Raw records
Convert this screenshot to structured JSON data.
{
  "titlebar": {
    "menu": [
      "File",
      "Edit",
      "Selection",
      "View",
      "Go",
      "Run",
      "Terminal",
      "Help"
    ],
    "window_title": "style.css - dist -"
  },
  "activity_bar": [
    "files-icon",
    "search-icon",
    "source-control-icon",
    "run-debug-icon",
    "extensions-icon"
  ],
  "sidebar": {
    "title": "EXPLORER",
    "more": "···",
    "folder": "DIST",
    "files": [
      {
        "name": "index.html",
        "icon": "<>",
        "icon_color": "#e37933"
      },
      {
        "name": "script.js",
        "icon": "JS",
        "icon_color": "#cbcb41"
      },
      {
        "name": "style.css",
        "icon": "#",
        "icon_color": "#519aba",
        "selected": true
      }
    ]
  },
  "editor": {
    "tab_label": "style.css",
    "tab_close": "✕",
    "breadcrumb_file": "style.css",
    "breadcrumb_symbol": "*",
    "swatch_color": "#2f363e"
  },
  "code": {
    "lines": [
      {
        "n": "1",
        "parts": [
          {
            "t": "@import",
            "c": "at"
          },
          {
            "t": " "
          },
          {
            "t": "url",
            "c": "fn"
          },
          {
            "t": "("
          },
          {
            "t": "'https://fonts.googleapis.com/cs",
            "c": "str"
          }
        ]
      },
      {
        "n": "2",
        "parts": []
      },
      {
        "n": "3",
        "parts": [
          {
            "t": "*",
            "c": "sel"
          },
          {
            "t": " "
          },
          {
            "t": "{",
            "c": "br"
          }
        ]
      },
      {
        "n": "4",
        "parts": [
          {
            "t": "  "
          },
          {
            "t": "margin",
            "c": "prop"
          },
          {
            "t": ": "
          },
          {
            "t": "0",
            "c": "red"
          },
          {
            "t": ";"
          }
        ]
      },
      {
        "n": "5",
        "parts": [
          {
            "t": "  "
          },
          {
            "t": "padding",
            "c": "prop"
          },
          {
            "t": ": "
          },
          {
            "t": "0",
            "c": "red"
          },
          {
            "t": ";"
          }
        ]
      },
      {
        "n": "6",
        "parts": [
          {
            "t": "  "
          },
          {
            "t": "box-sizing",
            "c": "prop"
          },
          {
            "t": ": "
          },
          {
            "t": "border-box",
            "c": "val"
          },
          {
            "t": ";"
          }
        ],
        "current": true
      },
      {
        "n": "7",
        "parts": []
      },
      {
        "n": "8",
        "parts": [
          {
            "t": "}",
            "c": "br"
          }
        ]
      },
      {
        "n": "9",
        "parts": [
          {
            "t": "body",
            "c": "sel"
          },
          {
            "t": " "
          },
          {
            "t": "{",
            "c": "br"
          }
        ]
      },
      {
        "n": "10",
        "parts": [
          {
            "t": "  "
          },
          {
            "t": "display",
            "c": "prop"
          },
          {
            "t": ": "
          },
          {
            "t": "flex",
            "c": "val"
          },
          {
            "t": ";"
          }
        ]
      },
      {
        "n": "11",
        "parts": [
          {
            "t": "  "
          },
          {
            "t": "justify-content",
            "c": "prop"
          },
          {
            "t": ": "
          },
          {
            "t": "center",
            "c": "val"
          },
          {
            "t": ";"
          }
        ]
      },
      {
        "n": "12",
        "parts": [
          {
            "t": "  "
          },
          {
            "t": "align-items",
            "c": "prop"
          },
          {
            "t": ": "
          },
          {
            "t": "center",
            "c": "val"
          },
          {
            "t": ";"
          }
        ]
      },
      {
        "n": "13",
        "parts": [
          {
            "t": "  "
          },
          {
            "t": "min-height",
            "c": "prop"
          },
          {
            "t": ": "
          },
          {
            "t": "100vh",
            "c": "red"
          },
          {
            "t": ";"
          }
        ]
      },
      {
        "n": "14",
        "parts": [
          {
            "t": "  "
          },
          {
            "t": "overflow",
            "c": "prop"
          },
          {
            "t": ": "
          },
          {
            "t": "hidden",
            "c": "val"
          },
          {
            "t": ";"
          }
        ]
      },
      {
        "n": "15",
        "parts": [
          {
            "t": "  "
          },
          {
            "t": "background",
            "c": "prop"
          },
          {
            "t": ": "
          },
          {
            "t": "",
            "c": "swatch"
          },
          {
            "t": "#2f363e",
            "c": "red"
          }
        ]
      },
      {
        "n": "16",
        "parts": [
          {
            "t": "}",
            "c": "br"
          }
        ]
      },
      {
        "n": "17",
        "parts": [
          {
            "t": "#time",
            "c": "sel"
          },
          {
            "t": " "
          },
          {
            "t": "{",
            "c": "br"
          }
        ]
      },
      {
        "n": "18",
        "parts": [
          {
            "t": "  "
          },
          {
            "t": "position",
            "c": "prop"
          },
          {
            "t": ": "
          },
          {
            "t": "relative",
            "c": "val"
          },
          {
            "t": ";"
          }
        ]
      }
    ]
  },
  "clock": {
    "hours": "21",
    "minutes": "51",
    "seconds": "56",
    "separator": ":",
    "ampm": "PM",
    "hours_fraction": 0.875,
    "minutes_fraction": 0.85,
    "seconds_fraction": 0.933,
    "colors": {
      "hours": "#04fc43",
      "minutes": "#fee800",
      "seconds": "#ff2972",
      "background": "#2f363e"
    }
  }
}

● Set problem
From the listing, copy each line containing the word "name".

● Output for this exercise
        "name": "index.html",
        "name": "script.js",
        "name": "style.css",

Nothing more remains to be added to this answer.